## begin

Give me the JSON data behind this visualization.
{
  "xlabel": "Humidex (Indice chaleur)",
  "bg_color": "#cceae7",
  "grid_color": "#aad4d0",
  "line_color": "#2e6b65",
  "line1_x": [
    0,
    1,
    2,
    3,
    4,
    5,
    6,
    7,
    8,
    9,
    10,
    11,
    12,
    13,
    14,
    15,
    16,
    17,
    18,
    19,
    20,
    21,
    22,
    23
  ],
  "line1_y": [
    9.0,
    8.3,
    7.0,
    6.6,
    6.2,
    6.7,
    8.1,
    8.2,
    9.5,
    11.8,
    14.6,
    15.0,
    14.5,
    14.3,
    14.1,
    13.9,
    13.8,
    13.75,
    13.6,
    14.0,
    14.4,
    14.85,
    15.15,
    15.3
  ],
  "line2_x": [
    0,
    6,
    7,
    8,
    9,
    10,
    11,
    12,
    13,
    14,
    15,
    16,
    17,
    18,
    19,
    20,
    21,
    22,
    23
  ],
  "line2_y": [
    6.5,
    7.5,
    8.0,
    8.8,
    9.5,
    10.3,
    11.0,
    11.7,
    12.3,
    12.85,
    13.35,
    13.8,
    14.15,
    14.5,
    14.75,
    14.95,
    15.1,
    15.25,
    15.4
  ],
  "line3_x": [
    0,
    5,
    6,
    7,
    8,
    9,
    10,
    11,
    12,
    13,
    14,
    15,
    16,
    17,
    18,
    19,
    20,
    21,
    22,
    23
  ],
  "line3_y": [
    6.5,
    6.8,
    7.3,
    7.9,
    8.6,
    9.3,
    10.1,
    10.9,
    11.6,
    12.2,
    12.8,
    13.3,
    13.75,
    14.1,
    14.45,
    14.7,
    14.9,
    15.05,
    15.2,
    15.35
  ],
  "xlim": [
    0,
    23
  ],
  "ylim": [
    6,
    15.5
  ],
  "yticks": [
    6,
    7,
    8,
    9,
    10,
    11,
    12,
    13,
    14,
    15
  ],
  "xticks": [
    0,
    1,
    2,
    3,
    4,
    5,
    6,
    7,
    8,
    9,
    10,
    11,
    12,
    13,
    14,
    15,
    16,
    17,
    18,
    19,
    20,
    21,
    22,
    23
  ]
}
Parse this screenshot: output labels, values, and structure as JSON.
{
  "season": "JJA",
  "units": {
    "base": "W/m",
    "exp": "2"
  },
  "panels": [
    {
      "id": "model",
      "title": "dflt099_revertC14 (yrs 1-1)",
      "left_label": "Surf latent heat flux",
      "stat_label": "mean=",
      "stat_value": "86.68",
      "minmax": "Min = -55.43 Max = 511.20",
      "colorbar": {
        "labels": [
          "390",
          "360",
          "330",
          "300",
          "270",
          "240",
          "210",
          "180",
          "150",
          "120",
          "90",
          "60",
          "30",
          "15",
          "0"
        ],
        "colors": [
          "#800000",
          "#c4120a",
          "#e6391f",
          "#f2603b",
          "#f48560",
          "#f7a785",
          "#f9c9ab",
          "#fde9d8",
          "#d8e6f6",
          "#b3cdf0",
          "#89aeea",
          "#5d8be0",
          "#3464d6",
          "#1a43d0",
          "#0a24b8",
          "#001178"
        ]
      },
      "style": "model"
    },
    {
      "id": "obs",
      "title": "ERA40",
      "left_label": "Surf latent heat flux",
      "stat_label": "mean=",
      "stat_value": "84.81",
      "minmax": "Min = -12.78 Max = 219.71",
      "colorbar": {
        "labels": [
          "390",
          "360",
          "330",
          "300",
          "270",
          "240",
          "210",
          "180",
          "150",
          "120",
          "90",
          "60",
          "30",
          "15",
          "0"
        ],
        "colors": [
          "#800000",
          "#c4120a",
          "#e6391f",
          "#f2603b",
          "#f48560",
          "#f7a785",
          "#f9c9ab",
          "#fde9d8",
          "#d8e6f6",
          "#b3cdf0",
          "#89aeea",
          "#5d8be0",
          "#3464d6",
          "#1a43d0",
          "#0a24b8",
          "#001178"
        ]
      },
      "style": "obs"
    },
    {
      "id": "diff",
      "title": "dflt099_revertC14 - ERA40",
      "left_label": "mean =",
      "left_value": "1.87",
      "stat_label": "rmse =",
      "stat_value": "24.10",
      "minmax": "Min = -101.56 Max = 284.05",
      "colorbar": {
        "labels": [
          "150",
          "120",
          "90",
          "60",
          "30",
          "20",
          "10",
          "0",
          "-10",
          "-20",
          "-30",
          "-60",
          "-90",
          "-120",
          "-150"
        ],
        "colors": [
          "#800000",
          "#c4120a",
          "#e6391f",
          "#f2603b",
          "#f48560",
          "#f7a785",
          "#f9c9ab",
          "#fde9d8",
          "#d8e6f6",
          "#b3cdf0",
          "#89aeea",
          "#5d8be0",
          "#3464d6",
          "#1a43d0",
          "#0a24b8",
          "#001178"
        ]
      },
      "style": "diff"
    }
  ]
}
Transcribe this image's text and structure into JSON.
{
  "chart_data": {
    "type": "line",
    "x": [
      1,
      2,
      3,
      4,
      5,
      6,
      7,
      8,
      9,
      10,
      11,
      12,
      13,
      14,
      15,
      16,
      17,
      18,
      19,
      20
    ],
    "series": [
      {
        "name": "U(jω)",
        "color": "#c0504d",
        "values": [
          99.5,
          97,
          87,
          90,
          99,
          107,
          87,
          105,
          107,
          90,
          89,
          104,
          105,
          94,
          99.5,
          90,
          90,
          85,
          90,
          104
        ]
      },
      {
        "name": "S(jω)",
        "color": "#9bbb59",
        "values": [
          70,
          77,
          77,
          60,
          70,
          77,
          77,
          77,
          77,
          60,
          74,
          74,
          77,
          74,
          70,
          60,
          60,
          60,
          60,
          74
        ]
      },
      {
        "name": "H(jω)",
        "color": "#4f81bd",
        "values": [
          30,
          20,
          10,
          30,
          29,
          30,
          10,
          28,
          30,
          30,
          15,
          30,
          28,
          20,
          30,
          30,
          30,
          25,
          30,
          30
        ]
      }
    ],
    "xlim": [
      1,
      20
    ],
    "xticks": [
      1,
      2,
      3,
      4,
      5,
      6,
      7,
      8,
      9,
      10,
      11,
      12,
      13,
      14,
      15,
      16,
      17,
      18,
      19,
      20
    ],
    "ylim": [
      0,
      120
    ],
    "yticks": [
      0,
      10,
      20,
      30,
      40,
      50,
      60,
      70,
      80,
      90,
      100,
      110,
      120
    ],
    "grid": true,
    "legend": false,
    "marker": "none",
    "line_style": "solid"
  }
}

## end

The request: Output all of the data again, exactly.

Right answer:
Give me the JSON data behind this visualization.
{
  "xlabel": "Humidex (Indice chaleur)",
  "bg_color": "#cceae7",
  "grid_color": "#aad4d0",
  "line_color": "#2e6b65",
  "line1_x": [
    0,
    1,
    2,
    3,
    4,
    5,
    6,
    7,
    8,
    9,
    10,
    11,
    12,
    13,
    14,
    15,
    16,
    17,
    18,
    19,
    20,
    21,
    22,
    23
  ],
  "line1_y": [
    9.0,
    8.3,
    7.0,
    6.6,
    6.2,
    6.7,
    8.1,
    8.2,
    9.5,
    11.8,
    14.6,
    15.0,
    14.5,
    14.3,
    14.1,
    13.9,
    13.8,
    13.75,
    13.6,
    14.0,
    14.4,
    14.85,
    15.15,
    15.3
  ],
  "line2_x": [
    0,
    6,
    7,
    8,
    9,
    10,
    11,
    12,
    13,
    14,
    15,
    16,
    17,
    18,
    19,
    20,
    21,
    22,
    23
  ],
  "line2_y": [
    6.5,
    7.5,
    8.0,
    8.8,
    9.5,
    10.3,
    11.0,
    11.7,
    12.3,
    12.85,
    13.35,
    13.8,
    14.15,
    14.5,
    14.75,
    14.95,
    15.1,
    15.25,
    15.4
  ],
  "line3_x": [
    0,
    5,
    6,
    7,
    8,
    9,
    10,
    11,
    12,
    13,
    14,
    15,
    16,
    17,
    18,
    19,
    20,
    21,
    22,
    23
  ],
  "line3_y": [
    6.5,
    6.8,
    7.3,
    7.9,
    8.6,
    9.3,
    10.1,
    10.9,
    11.6,
    12.2,
    12.8,
    13.3,
    13.75,
    14.1,
    14.45,
    14.7,
    14.9,
    15.05,
    15.2,
    15.35
  ],
  "xlim": [
    0,
    23
  ],
  "ylim": [
    6,
    15.5
  ],
  "yticks": [
    6,
    7,
    8,
    9,
    10,
    11,
    12,
    13,
    14,
    15
  ],
  "xticks": [
    0,
    1,
    2,
    3,
    4,
    5,
    6,
    7,
    8,
    9,
    10,
    11,
    12,
    13,
    14,
    15,
    16,
    17,
    18,
    19,
    20,
    21,
    22,
    23
  ]
}
Parse this screenshot: output labels, values, and structure as JSON.
{
  "season": "JJA",
  "units": {
    "base": "W/m",
    "exp": "2"
  },
  "panels": [
    {
      "id": "model",
      "title": "dflt099_revertC14 (yrs 1-1)",
      "left_label": "Surf latent heat flux",
      "stat_label": "mean=",
      "stat_value": "86.68",
      "minmax": "Min = -55.43 Max = 511.20",
      "colorbar": {
        "labels": [
          "390",
          "360",
          "330",
          "300",
          "270",
          "240",
          "210",
          "180",
          "150",
          "120",
          "90",
          "60",
          "30",
          "15",
          "0"
        ],
        "colors": [
          "#800000",
          "#c4120a",
          "#e6391f",
          "#f2603b",
          "#f48560",
          "#f7a785",
          "#f9c9ab",
          "#fde9d8",
          "#d8e6f6",
          "#b3cdf0",
          "#89aeea",
          "#5d8be0",
          "#3464d6",
          "#1a43d0",
          "#0a24b8",
          "#001178"
        ]
      },
      "style": "model"
    },
    {
      "id": "obs",
      "title": "ERA40",
      "left_label": "Surf latent heat flux",
      "stat_label": "mean=",
      "stat_value": "84.81",
      "minmax": "Min = -12.78 Max = 219.71",
      "colorbar": {
        "labels": [
          "390",
          "360",
          "330",
          "300",
          "270",
          "240",
          "210",
          "180",
          "150",
          "120",
          "90",
          "60",
          "30",
          "15",
          "0"
        ],
        "colors": [
          "#800000",
          "#c4120a",
          "#e6391f",
          "#f2603b",
          "#f48560",
          "#f7a785",
          "#f9c9ab",
          "#fde9d8",
          "#d8e6f6",
          "#b3cdf0",
          "#89aeea",
          "#5d8be0",
          "#3464d6",
          "#1a43d0",
          "#0a24b8",
          "#001178"
        ]
      },
      "style": "obs"
    },
    {
      "id": "diff",
      "title": "dflt099_revertC14 - ERA40",
      "left_label": "mean =",
      "left_value": "1.87",
      "stat_label": "rmse =",
      "stat_value": "24.10",
      "minmax": "Min = -101.56 Max = 284.05",
      "colorbar": {
        "labels": [
          "150",
          "120",
          "90",
          "60",
          "30",
          "20",
          "10",
          "0",
          "-10",
          "-20",
          "-30",
          "-60",
          "-90",
          "-120",
          "-150"
        ],
        "colors": [
          "#800000",
          "#c4120a",
          "#e6391f",
          "#f2603b",
          "#f48560",
          "#f7a785",
          "#f9c9ab",
          "#fde9d8",
          "#d8e6f6",
          "#b3cdf0",
          "#89aeea",
          "#5d8be0",
          "#3464d6",
          "#1a43d0",
          "#0a24b8",
          "#001178"
        ]
      },
      "style": "diff"
    }
  ]
}
Transcribe this image's text and structure into JSON.
{
  "chart_data": {
    "type": "line",
    "x": [
      1,
      2,
      3,
      4,
      5,
      6,
      7,
      8,
      9,
      10,
      11,
      12,
      13,
      14,
      15,
      16,
      17,
      18,
      19,
      20
    ],
    "series": [
      {
        "name": "U(jω)",
        "color": "#c0504d",
        "values": [
          99.5,
          97,
          87,
          90,
          99,
          107,
          87,
          105,
          107,
          90,
          89,
          104,
          105,
          94,
          99.5,
          90,
          90,
          85,
          90,
          104
        ]
      },
      {
        "name": "S(jω)",
        "color": "#9bbb59",
        "values": [
          70,
          77,
          77,
          60,
          70,
          77,
          77,
          77,
          77,
          60,
          74,
          74,
          77,
          74,
          70,
          60,
          60,
          60,
          60,
          74
        ]
      },
      {
        "name": "H(jω)",
        "color": "#4f81bd",
        "values": [
          30,
          20,
          10,
          30,
          29,
          30,
          10,
          28,
          30,
          30,
          15,
          30,
          28,
          20,
          30,
          30,
          30,
          25,
          30,
          30
        ]
      }
    ],
    "xlim": [
      1,
      20
    ],
    "xticks": [
      1,
      2,
      3,
      4,
      5,
      6,
      7,
      8,
      9,
      10,
      11,
      12,
      13,
      14,
      15,
      16,
      17,
      18,
      19,
      20
    ],
    "ylim": [
      0,
      120
    ],
    "yticks": [
      0,
      10,
      20,
      30,
      40,
      50,
      60,
      70,
      80,
      90,
      100,
      110,
      120
    ],
    "grid": true,
    "legend": false,
    "marker": "none",
    "line_style": "solid"
  }
}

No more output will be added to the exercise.